* START *

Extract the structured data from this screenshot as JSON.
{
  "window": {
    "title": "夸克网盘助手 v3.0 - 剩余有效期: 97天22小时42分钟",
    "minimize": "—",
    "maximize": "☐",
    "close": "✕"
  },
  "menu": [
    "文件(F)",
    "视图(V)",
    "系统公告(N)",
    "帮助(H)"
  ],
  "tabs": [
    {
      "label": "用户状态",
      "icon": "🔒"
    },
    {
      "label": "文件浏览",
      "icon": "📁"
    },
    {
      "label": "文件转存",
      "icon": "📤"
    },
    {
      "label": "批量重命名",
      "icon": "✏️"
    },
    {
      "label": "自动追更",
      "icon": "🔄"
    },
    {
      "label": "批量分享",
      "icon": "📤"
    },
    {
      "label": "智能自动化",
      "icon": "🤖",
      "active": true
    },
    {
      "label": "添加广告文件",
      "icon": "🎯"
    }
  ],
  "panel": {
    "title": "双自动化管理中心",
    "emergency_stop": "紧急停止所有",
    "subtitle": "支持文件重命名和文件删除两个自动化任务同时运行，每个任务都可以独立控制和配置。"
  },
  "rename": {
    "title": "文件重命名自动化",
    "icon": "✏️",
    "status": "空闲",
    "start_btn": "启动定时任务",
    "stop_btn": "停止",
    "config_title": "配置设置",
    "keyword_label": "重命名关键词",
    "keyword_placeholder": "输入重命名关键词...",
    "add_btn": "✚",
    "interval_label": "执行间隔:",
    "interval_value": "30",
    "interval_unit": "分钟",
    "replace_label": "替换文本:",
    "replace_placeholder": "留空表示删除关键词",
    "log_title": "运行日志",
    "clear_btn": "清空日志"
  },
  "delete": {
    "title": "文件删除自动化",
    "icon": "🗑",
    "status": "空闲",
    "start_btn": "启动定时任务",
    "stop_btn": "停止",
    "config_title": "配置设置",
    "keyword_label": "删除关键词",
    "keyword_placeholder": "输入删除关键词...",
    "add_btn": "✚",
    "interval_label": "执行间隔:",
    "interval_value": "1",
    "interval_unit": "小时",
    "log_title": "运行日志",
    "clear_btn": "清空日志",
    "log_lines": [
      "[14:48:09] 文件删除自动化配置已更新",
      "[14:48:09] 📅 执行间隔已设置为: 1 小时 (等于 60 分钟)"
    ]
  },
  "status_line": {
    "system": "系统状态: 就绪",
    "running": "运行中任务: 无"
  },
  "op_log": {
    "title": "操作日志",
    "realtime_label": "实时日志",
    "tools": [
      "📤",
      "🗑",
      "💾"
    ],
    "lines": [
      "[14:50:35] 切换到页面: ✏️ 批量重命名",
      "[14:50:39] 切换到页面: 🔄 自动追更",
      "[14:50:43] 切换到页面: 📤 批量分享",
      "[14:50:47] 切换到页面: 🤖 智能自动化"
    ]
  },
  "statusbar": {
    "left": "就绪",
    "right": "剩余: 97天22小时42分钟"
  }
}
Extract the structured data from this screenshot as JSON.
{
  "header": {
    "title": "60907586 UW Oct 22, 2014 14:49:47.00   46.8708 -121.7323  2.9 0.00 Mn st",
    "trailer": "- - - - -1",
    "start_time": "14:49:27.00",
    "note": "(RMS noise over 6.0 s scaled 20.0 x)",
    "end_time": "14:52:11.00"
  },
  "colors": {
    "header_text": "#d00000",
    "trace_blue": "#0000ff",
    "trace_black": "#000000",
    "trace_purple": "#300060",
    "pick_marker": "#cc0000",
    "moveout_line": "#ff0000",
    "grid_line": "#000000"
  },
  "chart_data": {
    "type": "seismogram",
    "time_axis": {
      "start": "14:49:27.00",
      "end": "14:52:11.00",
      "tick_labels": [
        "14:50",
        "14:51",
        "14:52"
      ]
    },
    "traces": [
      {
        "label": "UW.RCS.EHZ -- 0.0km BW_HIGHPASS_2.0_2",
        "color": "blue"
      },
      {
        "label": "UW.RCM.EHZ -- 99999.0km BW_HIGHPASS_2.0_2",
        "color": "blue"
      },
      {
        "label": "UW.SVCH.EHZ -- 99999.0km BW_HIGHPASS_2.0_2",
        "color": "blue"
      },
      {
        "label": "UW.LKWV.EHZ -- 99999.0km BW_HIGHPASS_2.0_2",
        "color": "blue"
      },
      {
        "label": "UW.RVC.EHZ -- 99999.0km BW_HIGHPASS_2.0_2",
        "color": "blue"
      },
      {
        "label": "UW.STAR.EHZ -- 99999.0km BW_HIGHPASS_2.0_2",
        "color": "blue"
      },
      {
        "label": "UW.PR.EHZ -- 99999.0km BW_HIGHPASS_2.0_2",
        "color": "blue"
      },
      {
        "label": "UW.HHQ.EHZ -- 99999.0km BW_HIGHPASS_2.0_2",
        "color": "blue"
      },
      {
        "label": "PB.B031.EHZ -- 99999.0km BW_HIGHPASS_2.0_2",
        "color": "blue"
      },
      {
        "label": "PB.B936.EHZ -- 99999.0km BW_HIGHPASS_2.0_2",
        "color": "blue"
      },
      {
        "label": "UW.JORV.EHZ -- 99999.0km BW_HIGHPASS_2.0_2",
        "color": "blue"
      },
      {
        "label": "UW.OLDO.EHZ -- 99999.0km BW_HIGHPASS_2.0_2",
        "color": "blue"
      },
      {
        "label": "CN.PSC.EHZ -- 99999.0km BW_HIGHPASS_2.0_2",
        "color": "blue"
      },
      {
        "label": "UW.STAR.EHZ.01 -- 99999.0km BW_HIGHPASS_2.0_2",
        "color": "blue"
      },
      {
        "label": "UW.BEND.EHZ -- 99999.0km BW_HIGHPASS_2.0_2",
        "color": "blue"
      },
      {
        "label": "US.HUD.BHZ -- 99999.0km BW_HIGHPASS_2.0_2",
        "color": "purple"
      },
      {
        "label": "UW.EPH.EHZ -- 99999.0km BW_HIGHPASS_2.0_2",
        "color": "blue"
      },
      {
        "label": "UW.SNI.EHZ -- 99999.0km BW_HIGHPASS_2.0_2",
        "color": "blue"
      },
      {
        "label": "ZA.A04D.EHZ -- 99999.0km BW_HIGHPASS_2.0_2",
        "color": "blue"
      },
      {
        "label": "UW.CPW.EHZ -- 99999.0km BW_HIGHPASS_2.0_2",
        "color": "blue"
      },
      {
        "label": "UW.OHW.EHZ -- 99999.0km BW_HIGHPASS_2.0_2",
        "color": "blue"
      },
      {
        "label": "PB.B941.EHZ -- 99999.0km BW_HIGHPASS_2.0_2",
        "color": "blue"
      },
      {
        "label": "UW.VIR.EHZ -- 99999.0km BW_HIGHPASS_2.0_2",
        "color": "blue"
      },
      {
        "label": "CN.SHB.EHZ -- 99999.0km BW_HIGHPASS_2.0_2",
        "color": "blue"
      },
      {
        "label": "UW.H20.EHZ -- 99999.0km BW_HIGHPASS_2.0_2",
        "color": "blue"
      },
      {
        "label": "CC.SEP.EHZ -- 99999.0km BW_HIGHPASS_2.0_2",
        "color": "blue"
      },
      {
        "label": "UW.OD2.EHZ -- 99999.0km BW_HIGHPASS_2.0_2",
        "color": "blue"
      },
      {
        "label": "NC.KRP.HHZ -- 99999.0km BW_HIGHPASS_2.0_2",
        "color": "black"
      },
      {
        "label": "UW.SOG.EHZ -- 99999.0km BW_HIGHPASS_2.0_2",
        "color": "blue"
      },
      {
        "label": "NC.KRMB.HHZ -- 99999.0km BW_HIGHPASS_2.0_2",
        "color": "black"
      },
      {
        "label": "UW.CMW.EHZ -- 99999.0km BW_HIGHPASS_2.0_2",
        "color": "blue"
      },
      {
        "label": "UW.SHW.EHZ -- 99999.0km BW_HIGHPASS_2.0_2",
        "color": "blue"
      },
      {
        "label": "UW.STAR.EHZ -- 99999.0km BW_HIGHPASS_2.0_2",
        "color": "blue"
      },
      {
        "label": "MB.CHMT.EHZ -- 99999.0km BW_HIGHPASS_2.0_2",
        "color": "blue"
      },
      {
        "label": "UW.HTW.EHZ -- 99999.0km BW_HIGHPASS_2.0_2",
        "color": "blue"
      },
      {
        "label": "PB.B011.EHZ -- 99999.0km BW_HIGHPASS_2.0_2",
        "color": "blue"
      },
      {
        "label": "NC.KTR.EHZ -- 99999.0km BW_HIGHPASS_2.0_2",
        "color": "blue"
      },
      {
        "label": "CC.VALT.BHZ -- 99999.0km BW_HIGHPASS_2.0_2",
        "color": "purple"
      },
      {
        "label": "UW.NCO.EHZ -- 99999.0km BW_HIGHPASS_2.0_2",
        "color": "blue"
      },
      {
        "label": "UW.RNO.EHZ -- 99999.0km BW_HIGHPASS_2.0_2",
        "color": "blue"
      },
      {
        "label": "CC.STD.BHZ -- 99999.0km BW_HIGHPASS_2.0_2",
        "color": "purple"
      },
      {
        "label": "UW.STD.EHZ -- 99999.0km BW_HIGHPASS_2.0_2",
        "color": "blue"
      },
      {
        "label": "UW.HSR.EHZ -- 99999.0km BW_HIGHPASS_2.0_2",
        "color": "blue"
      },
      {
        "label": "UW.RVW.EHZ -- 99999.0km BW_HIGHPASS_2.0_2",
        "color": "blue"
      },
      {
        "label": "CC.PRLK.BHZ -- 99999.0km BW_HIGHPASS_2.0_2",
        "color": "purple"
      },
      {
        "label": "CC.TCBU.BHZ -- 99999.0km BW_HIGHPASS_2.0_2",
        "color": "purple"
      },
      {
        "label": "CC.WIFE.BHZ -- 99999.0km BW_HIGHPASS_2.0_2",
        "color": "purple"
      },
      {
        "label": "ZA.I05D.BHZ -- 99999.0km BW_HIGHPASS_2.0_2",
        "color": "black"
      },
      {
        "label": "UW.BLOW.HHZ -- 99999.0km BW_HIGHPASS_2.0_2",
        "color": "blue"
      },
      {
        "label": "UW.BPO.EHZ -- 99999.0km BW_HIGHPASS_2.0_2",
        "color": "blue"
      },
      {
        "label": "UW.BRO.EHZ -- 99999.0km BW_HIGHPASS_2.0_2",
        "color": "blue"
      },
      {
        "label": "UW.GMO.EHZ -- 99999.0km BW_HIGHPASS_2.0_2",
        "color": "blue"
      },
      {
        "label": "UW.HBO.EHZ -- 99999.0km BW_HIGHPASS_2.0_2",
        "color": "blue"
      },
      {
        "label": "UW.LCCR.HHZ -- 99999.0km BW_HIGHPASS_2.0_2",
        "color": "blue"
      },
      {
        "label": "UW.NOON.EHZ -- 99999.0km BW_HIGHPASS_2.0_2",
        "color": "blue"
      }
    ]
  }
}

* END *

[What the task requires]: Locate the word "切换到页面" in the entries, and copy every line where it is found.

[Finished task]:
      "[14:50:35] 切换到页面: ✏️ 批量重命名",
      "[14:50:39] 切换到页面: 🔄 自动追更",
      "[14:50:43] 切换到页面: 📤 批量分享",
      "[14:50:47] 切换到页面: 🤖 智能自动化"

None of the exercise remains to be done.